Supplied information:

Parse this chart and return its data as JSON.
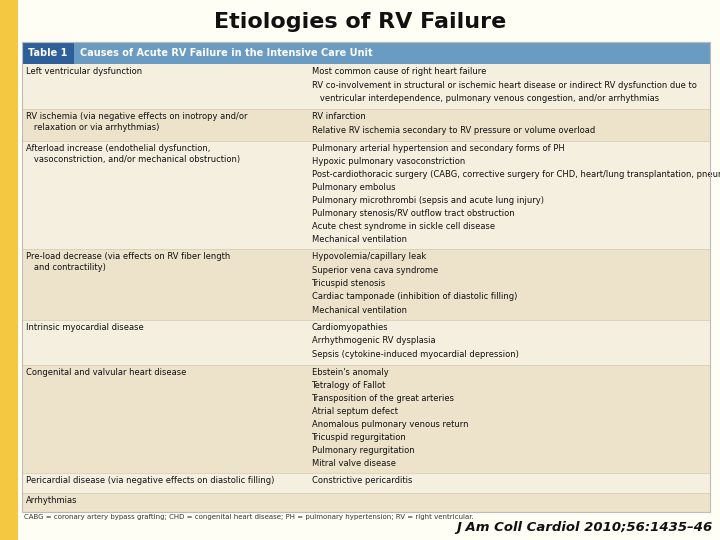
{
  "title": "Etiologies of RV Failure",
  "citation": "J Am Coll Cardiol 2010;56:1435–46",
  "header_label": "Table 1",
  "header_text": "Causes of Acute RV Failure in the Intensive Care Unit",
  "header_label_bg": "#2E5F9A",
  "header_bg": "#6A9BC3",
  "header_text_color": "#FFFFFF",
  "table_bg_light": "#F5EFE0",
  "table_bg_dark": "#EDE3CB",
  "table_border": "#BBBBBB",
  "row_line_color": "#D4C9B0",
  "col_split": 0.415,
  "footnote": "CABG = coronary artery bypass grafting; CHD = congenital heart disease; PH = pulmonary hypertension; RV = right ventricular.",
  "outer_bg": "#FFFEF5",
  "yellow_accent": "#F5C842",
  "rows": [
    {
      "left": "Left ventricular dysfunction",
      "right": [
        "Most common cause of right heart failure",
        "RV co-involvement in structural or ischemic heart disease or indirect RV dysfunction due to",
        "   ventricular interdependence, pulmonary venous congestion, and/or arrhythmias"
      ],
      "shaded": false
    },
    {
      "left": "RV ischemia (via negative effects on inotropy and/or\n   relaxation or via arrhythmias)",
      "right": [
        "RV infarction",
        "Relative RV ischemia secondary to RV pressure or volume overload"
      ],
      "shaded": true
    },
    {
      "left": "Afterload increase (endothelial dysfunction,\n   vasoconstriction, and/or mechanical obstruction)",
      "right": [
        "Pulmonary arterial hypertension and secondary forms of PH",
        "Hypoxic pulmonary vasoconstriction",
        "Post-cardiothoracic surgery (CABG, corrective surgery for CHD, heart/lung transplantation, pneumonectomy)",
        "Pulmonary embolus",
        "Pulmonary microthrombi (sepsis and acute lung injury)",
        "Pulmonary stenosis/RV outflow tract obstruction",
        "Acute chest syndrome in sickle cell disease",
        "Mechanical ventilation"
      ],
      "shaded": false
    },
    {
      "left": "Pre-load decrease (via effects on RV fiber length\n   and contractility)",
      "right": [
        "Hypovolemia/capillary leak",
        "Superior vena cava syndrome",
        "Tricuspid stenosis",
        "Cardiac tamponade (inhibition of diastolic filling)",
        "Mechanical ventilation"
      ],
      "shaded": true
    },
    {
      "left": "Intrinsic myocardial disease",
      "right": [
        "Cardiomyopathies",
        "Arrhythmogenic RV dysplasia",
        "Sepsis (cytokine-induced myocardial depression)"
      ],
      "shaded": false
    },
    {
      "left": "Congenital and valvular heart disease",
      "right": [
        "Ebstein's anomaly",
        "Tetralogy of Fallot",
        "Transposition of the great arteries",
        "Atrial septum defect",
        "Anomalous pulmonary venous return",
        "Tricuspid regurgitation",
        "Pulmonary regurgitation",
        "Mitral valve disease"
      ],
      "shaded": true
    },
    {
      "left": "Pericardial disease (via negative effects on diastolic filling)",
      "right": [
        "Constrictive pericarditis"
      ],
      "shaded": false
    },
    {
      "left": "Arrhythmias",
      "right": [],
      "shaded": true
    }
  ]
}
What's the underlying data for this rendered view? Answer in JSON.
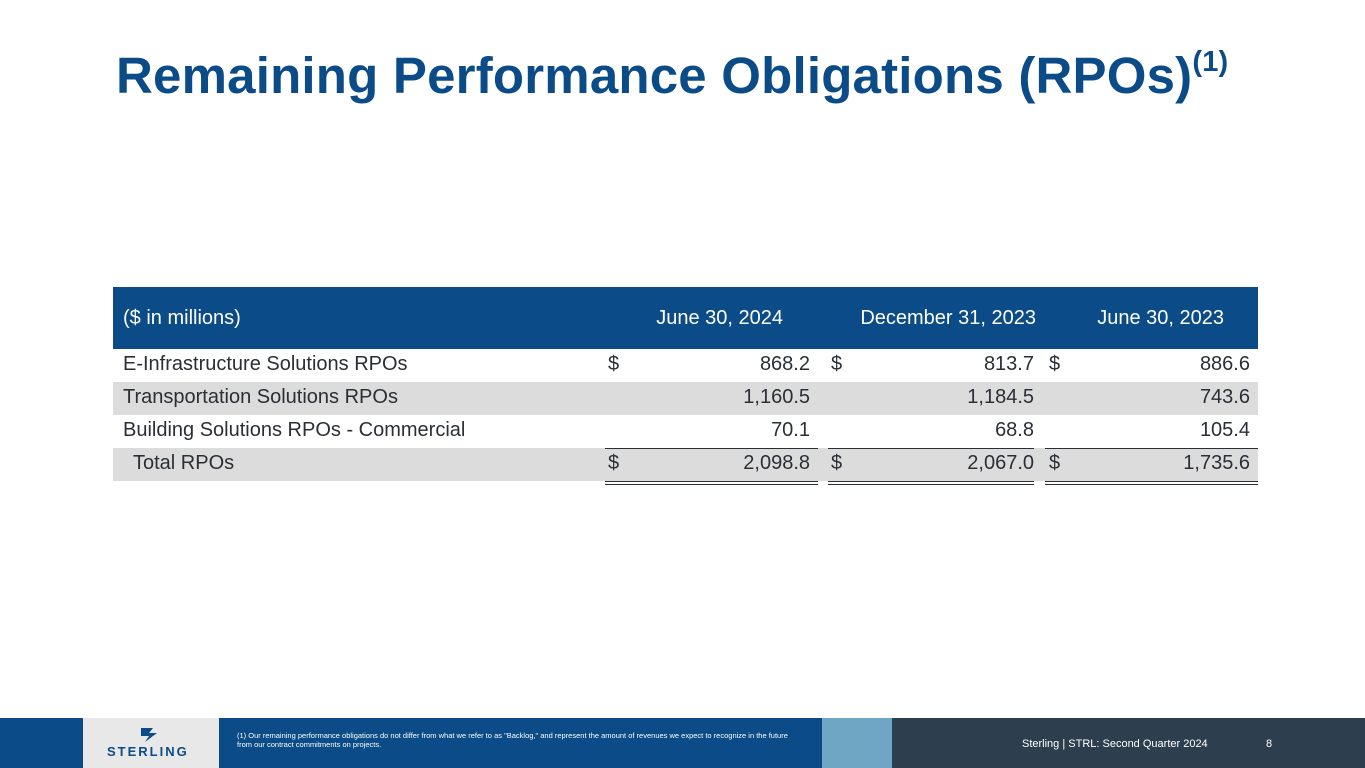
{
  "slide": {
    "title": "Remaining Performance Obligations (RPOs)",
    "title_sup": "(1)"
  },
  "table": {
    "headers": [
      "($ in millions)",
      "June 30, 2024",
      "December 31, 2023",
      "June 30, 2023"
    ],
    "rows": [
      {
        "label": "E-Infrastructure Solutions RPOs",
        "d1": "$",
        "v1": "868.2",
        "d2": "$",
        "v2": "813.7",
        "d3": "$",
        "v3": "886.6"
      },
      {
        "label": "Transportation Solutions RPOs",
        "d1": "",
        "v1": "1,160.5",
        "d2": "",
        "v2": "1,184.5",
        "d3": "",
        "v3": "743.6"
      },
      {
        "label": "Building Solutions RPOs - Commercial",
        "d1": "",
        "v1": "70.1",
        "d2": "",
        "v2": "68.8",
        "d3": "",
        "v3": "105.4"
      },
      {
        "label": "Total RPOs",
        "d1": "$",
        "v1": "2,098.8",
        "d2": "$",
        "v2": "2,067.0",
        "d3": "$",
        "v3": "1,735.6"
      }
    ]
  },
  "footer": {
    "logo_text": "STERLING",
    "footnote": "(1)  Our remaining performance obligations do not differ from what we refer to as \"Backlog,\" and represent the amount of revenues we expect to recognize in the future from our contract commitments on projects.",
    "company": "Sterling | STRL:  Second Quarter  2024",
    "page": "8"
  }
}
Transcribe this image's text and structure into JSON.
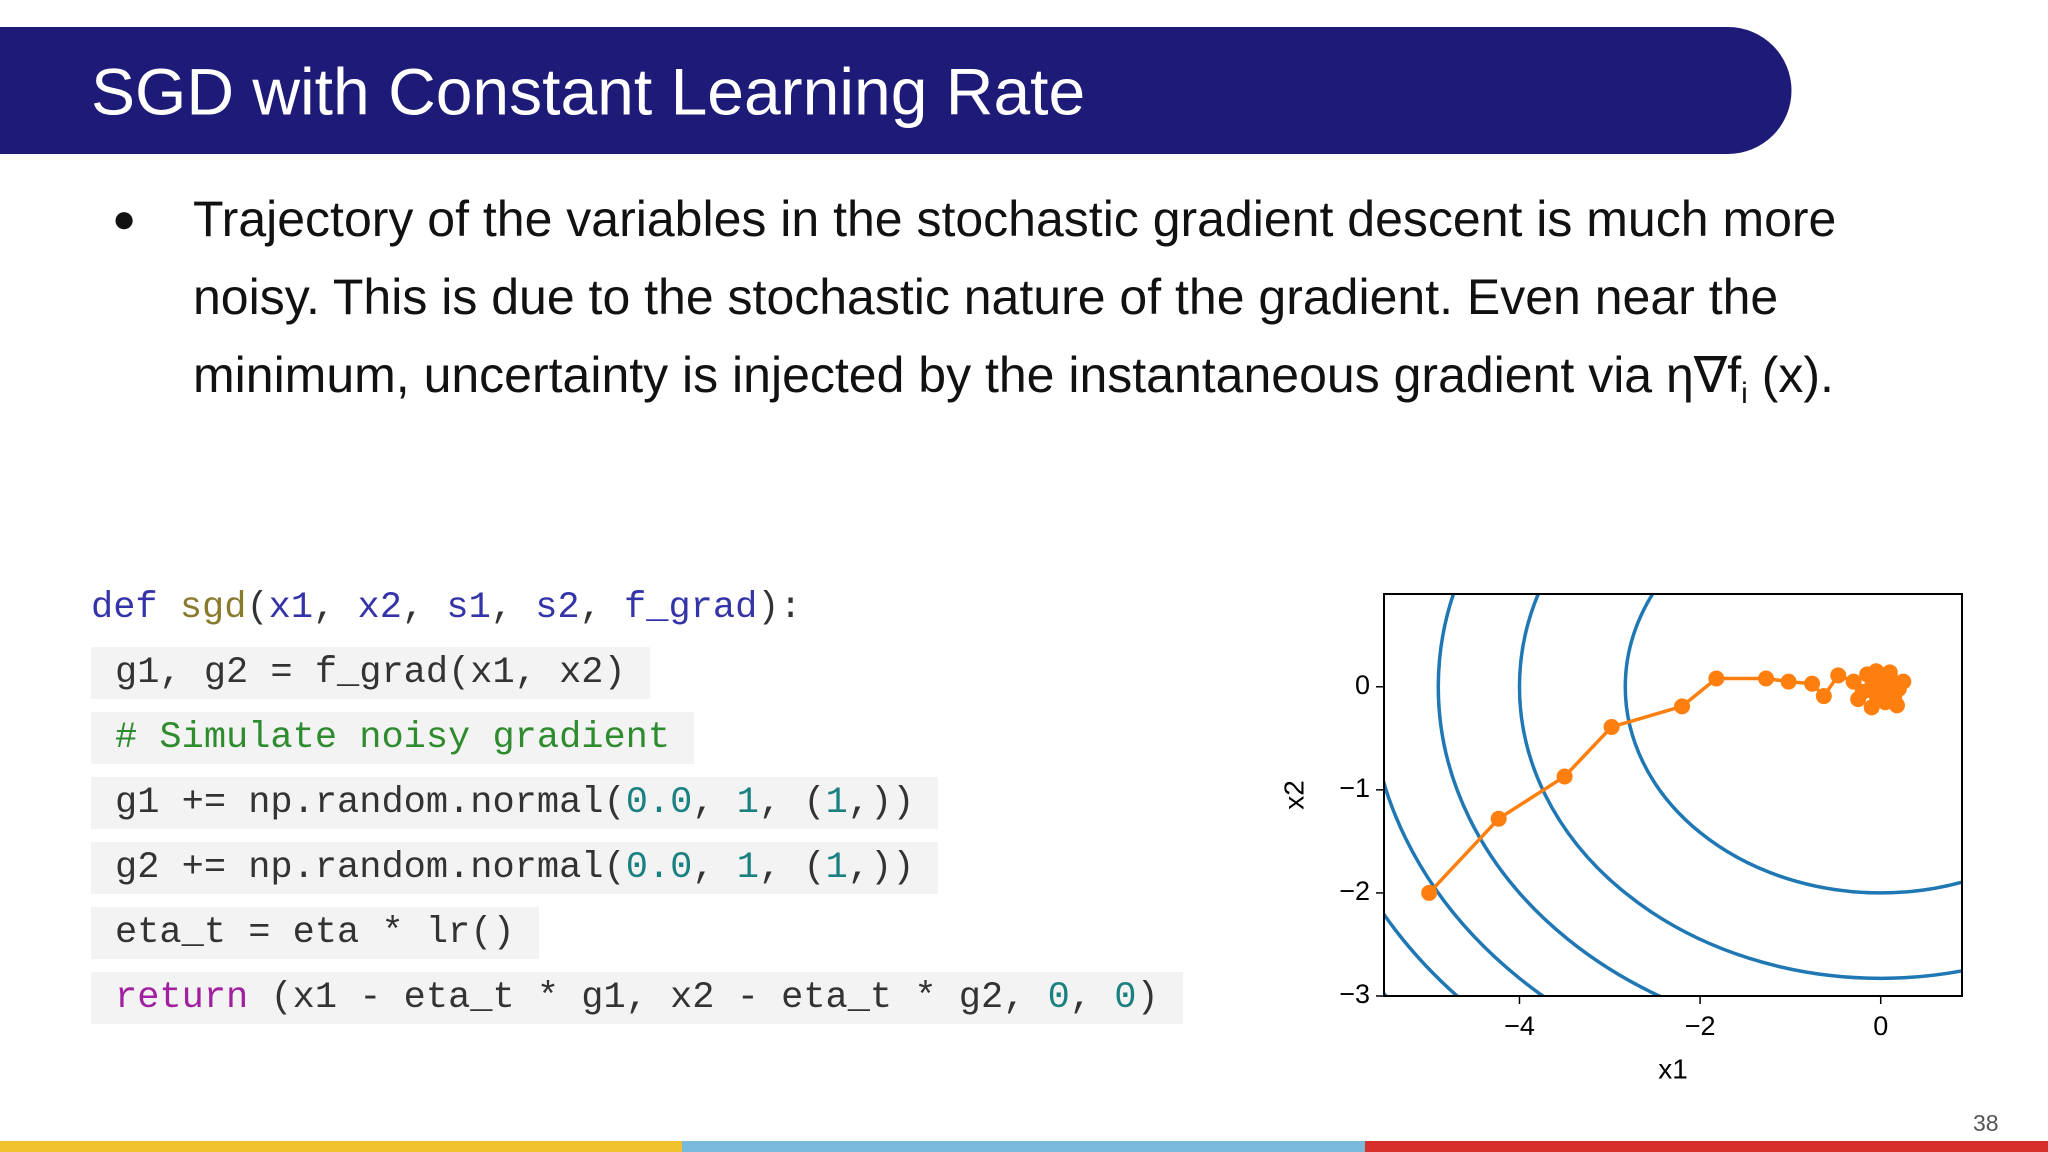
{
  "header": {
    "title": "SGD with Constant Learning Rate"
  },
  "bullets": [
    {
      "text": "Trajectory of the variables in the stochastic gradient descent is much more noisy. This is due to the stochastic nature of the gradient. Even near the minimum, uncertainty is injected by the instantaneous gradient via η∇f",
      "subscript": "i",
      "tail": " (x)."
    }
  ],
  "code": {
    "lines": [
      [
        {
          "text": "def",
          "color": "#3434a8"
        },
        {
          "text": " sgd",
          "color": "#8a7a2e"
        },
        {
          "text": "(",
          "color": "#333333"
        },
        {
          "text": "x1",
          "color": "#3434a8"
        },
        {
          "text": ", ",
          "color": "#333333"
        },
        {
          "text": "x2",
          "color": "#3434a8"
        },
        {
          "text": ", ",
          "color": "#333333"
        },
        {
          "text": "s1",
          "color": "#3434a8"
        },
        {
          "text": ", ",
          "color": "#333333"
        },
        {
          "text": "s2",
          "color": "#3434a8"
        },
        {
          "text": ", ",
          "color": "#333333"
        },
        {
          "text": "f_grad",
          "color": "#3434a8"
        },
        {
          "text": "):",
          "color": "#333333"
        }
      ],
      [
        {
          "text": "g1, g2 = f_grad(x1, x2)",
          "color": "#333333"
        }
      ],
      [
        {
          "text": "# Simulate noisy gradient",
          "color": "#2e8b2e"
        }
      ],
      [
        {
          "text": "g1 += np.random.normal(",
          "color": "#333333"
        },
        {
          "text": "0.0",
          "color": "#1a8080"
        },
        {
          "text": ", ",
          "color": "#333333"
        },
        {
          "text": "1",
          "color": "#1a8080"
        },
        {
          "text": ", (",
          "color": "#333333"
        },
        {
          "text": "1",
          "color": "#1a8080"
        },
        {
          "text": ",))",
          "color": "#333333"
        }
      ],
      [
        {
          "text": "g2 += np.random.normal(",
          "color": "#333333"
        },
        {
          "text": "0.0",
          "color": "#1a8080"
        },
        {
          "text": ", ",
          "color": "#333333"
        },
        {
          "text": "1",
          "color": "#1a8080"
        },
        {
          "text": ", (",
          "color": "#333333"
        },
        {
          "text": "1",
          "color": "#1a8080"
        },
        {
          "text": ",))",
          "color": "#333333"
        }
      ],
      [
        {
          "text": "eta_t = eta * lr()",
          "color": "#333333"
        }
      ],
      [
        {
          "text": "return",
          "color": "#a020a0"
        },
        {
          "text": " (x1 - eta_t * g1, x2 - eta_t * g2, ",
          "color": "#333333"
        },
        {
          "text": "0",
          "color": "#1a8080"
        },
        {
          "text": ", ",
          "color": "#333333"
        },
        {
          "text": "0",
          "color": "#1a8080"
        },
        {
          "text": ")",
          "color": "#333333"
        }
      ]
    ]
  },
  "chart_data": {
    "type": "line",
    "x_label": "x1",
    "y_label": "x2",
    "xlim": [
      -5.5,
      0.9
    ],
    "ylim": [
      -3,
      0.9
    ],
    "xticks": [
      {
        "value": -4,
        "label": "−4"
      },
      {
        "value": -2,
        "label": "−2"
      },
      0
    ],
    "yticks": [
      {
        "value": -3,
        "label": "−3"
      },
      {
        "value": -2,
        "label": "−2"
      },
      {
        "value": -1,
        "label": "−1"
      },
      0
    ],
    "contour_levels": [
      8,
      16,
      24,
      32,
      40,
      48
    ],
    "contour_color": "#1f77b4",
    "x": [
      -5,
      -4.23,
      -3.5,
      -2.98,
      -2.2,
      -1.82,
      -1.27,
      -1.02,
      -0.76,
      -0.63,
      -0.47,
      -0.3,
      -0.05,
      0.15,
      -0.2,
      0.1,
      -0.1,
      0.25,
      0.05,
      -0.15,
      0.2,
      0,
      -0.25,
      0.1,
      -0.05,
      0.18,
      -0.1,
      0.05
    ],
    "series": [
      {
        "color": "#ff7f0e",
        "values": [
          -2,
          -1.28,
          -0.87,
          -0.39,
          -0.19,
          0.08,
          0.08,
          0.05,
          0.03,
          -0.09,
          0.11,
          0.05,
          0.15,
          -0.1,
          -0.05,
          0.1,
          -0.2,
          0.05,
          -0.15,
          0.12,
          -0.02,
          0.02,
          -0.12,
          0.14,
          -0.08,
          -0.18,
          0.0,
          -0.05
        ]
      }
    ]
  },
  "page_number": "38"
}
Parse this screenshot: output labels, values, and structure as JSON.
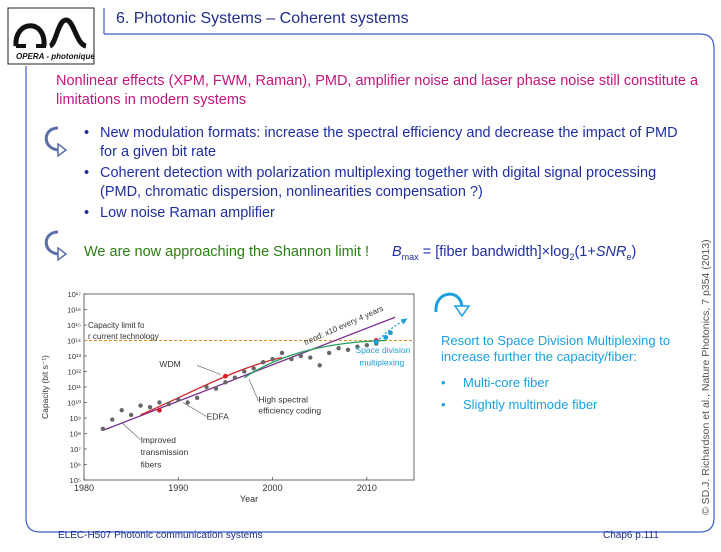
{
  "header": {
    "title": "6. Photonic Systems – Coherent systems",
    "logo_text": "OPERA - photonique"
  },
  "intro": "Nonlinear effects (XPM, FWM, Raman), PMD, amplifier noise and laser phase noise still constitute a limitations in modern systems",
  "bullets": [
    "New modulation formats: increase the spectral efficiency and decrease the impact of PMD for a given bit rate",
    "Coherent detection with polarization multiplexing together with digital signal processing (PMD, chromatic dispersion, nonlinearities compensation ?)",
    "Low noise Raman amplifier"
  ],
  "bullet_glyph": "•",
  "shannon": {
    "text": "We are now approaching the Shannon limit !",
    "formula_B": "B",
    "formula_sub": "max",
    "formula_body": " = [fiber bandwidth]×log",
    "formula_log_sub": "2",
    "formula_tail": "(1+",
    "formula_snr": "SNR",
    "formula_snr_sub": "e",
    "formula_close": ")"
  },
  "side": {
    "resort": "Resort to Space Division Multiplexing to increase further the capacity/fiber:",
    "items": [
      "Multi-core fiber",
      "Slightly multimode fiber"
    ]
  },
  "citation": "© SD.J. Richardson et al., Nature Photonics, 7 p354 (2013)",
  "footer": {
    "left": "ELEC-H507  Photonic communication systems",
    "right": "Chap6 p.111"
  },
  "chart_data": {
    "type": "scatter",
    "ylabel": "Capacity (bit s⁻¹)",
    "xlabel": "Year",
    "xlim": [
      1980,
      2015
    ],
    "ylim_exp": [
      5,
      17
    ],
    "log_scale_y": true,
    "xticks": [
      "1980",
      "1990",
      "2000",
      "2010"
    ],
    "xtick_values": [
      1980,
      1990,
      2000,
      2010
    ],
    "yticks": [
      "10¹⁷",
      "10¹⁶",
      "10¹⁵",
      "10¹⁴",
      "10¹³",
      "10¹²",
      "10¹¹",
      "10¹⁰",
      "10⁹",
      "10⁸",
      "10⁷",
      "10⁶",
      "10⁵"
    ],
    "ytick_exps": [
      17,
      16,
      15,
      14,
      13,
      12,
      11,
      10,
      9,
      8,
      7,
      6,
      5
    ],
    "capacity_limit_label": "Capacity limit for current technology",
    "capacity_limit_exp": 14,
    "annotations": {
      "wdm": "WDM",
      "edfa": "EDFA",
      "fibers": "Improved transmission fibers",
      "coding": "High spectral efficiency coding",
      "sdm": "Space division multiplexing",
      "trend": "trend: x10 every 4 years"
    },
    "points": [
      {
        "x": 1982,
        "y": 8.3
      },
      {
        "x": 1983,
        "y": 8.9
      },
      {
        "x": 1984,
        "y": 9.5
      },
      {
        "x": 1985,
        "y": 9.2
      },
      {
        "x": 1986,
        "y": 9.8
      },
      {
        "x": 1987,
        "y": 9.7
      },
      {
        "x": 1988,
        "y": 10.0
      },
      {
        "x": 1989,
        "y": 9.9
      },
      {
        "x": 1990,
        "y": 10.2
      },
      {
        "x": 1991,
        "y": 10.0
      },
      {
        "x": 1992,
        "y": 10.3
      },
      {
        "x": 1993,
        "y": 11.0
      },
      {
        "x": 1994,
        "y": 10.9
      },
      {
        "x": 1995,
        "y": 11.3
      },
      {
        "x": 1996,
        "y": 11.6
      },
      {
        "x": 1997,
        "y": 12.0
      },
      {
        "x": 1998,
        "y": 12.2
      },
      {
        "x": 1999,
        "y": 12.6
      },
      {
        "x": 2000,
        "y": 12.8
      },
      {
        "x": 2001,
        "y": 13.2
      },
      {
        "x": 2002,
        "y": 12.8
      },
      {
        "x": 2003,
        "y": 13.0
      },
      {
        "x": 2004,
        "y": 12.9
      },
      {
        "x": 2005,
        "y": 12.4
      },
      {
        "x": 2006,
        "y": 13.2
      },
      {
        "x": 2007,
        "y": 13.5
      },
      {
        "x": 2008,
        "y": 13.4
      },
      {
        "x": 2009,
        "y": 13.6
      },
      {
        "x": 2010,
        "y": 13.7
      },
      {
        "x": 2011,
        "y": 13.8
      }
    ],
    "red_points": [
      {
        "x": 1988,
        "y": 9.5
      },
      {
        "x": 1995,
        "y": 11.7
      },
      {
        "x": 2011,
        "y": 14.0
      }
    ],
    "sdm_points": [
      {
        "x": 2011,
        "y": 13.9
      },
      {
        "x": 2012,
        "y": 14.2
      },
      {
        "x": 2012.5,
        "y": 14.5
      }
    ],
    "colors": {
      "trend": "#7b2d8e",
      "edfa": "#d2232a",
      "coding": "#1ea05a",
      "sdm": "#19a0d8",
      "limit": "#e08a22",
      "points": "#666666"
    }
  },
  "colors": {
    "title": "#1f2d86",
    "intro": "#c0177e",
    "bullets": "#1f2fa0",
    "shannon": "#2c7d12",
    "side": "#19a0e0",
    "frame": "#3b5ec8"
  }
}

Problem details: Copy every line of the listing containing the string "venous".

Exercise response:
        "   ventricular interdependence, pulmonary venous congestion, and/or arrhythmias"
        "Anomalous pulmonary venous return",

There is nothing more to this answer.